** Begin RECORDS SHOWN **

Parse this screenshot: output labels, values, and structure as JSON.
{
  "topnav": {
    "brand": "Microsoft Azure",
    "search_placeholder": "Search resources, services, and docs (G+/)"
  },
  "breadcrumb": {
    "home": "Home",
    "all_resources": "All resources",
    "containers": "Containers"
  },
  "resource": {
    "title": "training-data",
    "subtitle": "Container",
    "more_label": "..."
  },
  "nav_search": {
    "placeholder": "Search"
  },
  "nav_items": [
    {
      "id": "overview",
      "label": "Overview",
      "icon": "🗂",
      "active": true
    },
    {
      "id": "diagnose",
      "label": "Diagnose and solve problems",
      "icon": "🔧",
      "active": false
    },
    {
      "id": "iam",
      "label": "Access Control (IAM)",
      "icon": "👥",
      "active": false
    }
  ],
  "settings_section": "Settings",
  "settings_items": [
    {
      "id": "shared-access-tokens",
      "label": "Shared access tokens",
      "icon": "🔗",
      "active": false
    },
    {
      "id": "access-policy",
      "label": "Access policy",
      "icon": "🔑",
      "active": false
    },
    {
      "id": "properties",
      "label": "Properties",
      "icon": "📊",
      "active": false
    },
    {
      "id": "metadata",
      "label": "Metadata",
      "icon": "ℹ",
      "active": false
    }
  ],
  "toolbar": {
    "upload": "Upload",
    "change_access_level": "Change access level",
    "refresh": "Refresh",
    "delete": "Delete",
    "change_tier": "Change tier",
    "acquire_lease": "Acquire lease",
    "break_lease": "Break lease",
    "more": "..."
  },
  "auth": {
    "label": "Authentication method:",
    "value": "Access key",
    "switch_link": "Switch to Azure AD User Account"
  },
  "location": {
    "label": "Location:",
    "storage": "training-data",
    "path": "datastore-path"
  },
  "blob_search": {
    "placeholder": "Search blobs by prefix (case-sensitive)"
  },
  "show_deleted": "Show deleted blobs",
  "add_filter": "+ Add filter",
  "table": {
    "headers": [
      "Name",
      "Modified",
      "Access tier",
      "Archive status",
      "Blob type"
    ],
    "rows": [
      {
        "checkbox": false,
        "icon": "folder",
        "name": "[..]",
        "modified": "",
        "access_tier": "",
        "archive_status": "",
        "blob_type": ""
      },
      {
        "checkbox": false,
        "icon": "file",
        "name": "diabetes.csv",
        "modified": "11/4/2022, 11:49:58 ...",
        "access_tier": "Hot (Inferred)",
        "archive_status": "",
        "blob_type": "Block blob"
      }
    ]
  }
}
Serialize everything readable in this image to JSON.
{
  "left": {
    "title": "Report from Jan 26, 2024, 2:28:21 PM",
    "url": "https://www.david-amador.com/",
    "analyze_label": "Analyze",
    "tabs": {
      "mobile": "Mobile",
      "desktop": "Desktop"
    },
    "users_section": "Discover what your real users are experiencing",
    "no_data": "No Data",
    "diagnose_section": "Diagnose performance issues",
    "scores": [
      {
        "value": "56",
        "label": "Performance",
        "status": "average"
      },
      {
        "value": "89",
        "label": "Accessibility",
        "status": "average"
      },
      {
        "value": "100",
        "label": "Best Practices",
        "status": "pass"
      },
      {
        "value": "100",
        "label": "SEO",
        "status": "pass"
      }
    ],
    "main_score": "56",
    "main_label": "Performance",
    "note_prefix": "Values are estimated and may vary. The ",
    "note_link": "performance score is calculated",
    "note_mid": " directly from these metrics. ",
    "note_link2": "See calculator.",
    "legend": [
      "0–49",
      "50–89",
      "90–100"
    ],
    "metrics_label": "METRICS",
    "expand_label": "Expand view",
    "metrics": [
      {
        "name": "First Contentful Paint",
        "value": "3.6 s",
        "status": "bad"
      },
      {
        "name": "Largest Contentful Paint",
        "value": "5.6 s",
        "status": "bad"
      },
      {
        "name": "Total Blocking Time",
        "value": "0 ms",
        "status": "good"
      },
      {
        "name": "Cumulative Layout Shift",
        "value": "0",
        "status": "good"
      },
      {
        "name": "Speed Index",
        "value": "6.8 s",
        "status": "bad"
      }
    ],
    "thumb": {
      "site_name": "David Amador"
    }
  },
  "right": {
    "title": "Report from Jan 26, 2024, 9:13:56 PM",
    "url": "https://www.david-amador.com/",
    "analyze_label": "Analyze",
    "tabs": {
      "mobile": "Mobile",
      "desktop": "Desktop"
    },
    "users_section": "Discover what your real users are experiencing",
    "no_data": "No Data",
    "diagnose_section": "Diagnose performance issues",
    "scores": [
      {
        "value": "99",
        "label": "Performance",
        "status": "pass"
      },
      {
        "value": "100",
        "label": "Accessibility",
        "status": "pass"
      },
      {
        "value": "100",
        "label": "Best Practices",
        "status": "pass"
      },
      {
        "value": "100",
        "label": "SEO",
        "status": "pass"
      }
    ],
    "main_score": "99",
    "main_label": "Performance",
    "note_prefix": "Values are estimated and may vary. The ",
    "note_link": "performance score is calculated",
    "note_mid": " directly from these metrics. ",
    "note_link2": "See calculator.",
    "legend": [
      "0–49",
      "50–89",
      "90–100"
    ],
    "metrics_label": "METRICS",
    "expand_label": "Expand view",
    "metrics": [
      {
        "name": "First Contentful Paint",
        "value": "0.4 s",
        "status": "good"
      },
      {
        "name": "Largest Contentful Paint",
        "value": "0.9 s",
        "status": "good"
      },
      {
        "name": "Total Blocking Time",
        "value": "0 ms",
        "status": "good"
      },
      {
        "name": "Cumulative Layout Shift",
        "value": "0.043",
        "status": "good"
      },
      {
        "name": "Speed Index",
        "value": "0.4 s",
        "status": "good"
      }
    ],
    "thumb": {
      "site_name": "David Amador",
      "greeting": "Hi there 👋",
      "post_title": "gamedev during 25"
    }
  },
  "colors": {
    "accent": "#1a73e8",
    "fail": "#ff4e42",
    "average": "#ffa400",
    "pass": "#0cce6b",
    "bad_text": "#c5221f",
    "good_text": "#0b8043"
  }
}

** End RECORDS SHOWN **

*AIM OF THE EXERCISE*
Quote the listing in full, please, keeping every line exact.

*SOLUTION FOR THIS EXERCISE*
Parse this screenshot: output labels, values, and structure as JSON.
{
  "topnav": {
    "brand": "Microsoft Azure",
    "search_placeholder": "Search resources, services, and docs (G+/)"
  },
  "breadcrumb": {
    "home": "Home",
    "all_resources": "All resources",
    "containers": "Containers"
  },
  "resource": {
    "title": "training-data",
    "subtitle": "Container",
    "more_label": "..."
  },
  "nav_search": {
    "placeholder": "Search"
  },
  "nav_items": [
    {
      "id": "overview",
      "label": "Overview",
      "icon": "🗂",
      "active": true
    },
    {
      "id": "diagnose",
      "label": "Diagnose and solve problems",
      "icon": "🔧",
      "active": false
    },
    {
      "id": "iam",
      "label": "Access Control (IAM)",
      "icon": "👥",
      "active": false
    }
  ],
  "settings_section": "Settings",
  "settings_items": [
    {
      "id": "shared-access-tokens",
      "label": "Shared access tokens",
      "icon": "🔗",
      "active": false
    },
    {
      "id": "access-policy",
      "label": "Access policy",
      "icon": "🔑",
      "active": false
    },
    {
      "id": "properties",
      "label": "Properties",
      "icon": "📊",
      "active": false
    },
    {
      "id": "metadata",
      "label": "Metadata",
      "icon": "ℹ",
      "active": false
    }
  ],
  "toolbar": {
    "upload": "Upload",
    "change_access_level": "Change access level",
    "refresh": "Refresh",
    "delete": "Delete",
    "change_tier": "Change tier",
    "acquire_lease": "Acquire lease",
    "break_lease": "Break lease",
    "more": "..."
  },
  "auth": {
    "label": "Authentication method:",
    "value": "Access key",
    "switch_link": "Switch to Azure AD User Account"
  },
  "location": {
    "label": "Location:",
    "storage": "training-data",
    "path": "datastore-path"
  },
  "blob_search": {
    "placeholder": "Search blobs by prefix (case-sensitive)"
  },
  "show_deleted": "Show deleted blobs",
  "add_filter": "+ Add filter",
  "table": {
    "headers": [
      "Name",
      "Modified",
      "Access tier",
      "Archive status",
      "Blob type"
    ],
    "rows": [
      {
        "checkbox": false,
        "icon": "folder",
        "name": "[..]",
        "modified": "",
        "access_tier": "",
        "archive_status": "",
        "blob_type": ""
      },
      {
        "checkbox": false,
        "icon": "file",
        "name": "diabetes.csv",
        "modified": "11/4/2022, 11:49:58 ...",
        "access_tier": "Hot (Inferred)",
        "archive_status": "",
        "blob_type": "Block blob"
      }
    ]
  }
}
Serialize everything readable in this image to JSON.
{
  "left": {
    "title": "Report from Jan 26, 2024, 2:28:21 PM",
    "url": "https://www.david-amador.com/",
    "analyze_label": "Analyze",
    "tabs": {
      "mobile": "Mobile",
      "desktop": "Desktop"
    },
    "users_section": "Discover what your real users are experiencing",
    "no_data": "No Data",
    "diagnose_section": "Diagnose performance issues",
    "scores": [
      {
        "value": "56",
        "label": "Performance",
        "status": "average"
      },
      {
        "value": "89",
        "label": "Accessibility",
        "status": "average"
      },
      {
        "value": "100",
        "label": "Best Practices",
        "status": "pass"
      },
      {
        "value": "100",
        "label": "SEO",
        "status": "pass"
      }
    ],
    "main_score": "56",
    "main_label": "Performance",
    "note_prefix": "Values are estimated and may vary. The ",
    "note_link": "performance score is calculated",
    "note_mid": " directly from these metrics. ",
    "note_link2": "See calculator.",
    "legend": [
      "0–49",
      "50–89",
      "90–100"
    ],
    "metrics_label": "METRICS",
    "expand_label": "Expand view",
    "metrics": [
      {
        "name": "First Contentful Paint",
        "value": "3.6 s",
        "status": "bad"
      },
      {
        "name": "Largest Contentful Paint",
        "value": "5.6 s",
        "status": "bad"
      },
      {
        "name": "Total Blocking Time",
        "value": "0 ms",
        "status": "good"
      },
      {
        "name": "Cumulative Layout Shift",
        "value": "0",
        "status": "good"
      },
      {
        "name": "Speed Index",
        "value": "6.8 s",
        "status": "bad"
      }
    ],
    "thumb": {
      "site_name": "David Amador"
    }
  },
  "right": {
    "title": "Report from Jan 26, 2024, 9:13:56 PM",
    "url": "https://www.david-amador.com/",
    "analyze_label": "Analyze",
    "tabs": {
      "mobile": "Mobile",
      "desktop": "Desktop"
    },
    "users_section": "Discover what your real users are experiencing",
    "no_data": "No Data",
    "diagnose_section": "Diagnose performance issues",
    "scores": [
      {
        "value": "99",
        "label": "Performance",
        "status": "pass"
      },
      {
        "value": "100",
        "label": "Accessibility",
        "status": "pass"
      },
      {
        "value": "100",
        "label": "Best Practices",
        "status": "pass"
      },
      {
        "value": "100",
        "label": "SEO",
        "status": "pass"
      }
    ],
    "main_score": "99",
    "main_label": "Performance",
    "note_prefix": "Values are estimated and may vary. The ",
    "note_link": "performance score is calculated",
    "note_mid": " directly from these metrics. ",
    "note_link2": "See calculator.",
    "legend": [
      "0–49",
      "50–89",
      "90–100"
    ],
    "metrics_label": "METRICS",
    "expand_label": "Expand view",
    "metrics": [
      {
        "name": "First Contentful Paint",
        "value": "0.4 s",
        "status": "good"
      },
      {
        "name": "Largest Contentful Paint",
        "value": "0.9 s",
        "status": "good"
      },
      {
        "name": "Total Blocking Time",
        "value": "0 ms",
        "status": "good"
      },
      {
        "name": "Cumulative Layout Shift",
        "value": "0.043",
        "status": "good"
      },
      {
        "name": "Speed Index",
        "value": "0.4 s",
        "status": "good"
      }
    ],
    "thumb": {
      "site_name": "David Amador",
      "greeting": "Hi there 👋",
      "post_title": "gamedev during 25"
    }
  },
  "colors": {
    "accent": "#1a73e8",
    "fail": "#ff4e42",
    "average": "#ffa400",
    "pass": "#0cce6b",
    "bad_text": "#c5221f",
    "good_text": "#0b8043"
  }
}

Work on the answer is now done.